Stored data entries
· · ·

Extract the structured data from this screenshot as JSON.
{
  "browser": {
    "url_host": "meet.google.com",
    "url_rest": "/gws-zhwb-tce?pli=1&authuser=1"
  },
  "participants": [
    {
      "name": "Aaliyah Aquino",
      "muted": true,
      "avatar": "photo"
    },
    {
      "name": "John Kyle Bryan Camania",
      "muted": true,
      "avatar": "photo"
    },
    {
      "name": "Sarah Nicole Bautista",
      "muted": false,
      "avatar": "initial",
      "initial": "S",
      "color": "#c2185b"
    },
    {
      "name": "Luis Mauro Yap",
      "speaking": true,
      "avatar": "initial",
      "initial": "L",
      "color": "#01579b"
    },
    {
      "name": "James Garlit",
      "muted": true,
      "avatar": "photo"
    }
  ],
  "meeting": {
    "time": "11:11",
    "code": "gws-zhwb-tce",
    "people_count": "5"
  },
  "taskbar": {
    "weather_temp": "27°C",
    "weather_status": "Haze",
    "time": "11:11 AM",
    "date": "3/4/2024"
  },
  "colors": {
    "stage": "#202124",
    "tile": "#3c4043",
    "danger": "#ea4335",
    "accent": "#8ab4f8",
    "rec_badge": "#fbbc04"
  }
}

· · ·

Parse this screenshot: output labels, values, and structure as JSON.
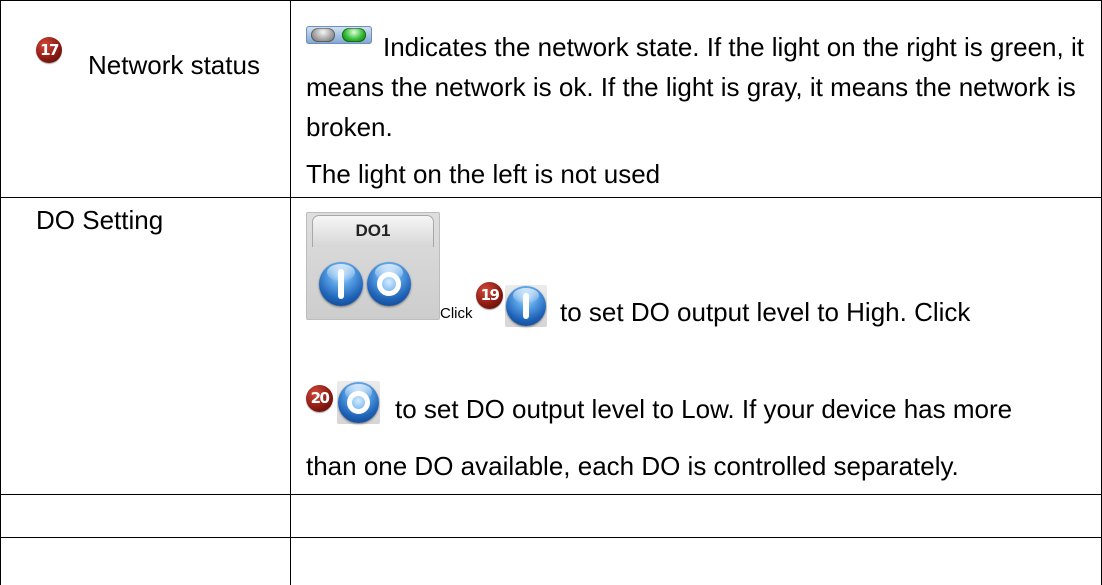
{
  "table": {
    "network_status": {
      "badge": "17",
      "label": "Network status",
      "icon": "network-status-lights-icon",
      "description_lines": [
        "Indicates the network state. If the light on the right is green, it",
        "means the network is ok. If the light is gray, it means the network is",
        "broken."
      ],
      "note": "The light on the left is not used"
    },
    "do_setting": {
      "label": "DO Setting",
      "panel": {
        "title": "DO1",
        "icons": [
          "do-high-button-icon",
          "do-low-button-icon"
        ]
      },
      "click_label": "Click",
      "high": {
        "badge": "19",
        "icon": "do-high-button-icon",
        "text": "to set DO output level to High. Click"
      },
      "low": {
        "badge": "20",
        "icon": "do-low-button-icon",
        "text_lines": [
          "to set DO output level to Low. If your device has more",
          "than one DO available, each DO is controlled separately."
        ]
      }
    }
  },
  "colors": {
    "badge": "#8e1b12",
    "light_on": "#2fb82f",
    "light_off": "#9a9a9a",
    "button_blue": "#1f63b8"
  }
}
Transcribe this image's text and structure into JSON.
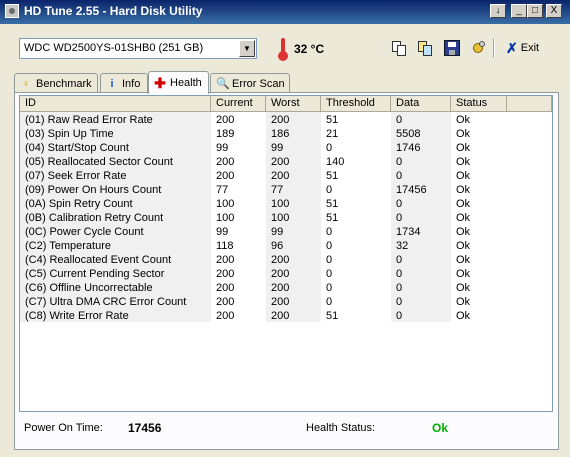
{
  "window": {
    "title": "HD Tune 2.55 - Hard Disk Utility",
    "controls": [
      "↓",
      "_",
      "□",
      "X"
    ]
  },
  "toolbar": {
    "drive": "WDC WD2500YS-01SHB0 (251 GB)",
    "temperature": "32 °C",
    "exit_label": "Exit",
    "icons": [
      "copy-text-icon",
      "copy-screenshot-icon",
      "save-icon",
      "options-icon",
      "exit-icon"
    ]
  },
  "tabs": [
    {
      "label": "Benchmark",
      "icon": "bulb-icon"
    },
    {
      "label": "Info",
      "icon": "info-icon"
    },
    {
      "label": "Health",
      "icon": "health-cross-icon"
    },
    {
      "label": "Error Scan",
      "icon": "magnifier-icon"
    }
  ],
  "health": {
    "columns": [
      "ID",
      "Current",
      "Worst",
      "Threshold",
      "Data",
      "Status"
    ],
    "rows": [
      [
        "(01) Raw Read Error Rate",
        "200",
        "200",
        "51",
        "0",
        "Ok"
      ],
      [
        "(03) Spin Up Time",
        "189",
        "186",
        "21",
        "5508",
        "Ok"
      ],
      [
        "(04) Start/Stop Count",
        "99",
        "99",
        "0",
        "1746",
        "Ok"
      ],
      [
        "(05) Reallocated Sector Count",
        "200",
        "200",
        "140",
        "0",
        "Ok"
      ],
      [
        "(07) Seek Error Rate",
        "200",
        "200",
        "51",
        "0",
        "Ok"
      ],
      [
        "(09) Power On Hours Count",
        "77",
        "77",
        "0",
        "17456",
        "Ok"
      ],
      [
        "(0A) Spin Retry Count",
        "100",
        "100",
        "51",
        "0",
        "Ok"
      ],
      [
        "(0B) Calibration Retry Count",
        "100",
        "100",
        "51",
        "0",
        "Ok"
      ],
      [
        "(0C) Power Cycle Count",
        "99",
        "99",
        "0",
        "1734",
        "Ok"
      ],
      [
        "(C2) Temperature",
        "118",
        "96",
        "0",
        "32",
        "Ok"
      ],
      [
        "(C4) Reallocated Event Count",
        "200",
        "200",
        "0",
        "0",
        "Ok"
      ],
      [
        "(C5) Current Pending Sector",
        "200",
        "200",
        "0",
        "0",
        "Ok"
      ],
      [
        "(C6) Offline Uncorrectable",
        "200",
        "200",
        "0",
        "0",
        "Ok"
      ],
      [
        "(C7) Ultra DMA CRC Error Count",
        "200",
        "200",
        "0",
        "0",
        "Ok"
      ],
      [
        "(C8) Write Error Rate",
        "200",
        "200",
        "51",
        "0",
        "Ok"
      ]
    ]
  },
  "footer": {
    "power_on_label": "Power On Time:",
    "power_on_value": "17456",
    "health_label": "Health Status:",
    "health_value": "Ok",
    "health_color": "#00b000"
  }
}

· · ·

Return each line that includes "JSON".

■ SOLUTION FOR THIS TASK:
Extract the structured data from this screenshot as JSON.
Parse this screenshot: output labels, values, and structure as JSON.
Transcribe this image's text and structure into JSON.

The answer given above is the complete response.